Tally the lines with the word "limni" and report the number alone.

(Collected data)

□ □ □

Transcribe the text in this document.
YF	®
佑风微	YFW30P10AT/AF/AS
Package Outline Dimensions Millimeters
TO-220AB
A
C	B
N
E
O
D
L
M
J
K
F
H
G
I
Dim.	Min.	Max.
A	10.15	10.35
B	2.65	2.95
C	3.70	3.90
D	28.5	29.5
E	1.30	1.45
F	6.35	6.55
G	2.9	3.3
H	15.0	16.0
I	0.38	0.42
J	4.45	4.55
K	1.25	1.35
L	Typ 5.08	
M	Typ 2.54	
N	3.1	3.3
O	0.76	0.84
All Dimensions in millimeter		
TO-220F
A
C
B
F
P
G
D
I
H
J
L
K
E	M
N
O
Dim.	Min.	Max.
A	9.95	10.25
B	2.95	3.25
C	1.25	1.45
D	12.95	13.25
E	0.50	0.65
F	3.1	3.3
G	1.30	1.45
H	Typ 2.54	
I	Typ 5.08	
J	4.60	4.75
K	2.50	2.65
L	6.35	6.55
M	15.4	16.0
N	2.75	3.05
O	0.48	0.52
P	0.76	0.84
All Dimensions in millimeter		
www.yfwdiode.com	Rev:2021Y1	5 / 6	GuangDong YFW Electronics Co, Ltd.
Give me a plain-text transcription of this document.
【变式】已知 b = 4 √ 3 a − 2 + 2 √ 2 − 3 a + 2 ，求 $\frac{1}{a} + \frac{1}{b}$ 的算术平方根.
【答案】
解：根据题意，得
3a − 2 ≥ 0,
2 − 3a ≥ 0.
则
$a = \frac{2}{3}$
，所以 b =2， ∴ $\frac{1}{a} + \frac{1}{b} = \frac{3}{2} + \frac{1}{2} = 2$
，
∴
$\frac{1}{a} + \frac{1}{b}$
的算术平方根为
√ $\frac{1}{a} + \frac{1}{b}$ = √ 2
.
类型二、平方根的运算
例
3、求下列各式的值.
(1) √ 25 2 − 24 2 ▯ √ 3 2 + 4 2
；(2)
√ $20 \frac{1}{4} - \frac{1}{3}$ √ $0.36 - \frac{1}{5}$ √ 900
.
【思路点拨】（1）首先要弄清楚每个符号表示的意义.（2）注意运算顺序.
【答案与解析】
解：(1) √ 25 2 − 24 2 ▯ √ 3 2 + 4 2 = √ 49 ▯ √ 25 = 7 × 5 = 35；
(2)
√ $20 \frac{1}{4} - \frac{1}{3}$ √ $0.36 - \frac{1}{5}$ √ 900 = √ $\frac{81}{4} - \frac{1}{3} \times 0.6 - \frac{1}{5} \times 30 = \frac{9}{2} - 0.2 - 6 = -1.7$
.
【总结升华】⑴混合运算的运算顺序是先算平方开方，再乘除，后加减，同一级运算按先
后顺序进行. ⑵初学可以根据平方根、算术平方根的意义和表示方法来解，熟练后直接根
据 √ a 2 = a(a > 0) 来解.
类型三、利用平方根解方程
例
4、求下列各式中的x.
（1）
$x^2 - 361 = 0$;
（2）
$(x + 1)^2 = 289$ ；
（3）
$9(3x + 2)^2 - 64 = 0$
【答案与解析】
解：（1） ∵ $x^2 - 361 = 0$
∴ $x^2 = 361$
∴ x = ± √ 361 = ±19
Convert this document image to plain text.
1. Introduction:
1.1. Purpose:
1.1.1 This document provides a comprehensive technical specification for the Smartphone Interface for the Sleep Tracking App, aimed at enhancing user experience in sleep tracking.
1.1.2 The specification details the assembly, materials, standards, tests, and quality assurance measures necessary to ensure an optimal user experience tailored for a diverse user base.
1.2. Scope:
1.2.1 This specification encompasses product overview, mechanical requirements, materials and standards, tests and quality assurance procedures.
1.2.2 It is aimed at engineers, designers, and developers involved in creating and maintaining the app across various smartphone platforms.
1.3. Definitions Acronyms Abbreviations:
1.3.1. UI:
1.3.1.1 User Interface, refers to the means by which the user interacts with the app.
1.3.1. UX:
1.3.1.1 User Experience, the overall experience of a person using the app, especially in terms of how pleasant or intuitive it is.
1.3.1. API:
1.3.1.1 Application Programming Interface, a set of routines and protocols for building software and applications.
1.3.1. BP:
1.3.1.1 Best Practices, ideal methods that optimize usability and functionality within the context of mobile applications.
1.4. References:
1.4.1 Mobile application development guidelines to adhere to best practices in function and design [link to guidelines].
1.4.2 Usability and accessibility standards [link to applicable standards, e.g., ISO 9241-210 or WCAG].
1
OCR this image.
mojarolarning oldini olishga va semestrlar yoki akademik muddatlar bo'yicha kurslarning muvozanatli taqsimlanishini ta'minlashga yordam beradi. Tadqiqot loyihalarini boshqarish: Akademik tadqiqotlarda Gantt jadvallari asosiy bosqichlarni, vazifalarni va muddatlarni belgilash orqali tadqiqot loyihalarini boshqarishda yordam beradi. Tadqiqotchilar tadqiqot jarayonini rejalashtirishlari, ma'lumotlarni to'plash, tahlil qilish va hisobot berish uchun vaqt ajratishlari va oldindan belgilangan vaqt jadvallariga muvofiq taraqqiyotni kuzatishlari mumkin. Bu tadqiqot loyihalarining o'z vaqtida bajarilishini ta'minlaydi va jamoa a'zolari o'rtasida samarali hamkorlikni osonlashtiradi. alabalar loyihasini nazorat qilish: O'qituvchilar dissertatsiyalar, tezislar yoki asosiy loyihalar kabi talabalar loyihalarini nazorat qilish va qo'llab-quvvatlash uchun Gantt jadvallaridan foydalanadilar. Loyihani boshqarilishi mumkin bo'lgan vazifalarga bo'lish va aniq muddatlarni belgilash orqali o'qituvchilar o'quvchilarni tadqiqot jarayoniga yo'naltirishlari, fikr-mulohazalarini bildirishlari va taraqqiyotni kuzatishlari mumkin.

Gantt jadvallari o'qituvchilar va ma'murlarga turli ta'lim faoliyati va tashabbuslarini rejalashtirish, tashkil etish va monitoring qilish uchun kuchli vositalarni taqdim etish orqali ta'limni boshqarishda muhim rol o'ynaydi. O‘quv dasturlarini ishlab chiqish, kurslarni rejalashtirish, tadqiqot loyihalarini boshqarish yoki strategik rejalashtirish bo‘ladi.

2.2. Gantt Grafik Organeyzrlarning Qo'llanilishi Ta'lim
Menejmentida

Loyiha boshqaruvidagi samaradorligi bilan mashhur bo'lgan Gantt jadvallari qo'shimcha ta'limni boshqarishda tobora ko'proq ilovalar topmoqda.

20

□ □ □

» **The reply**
2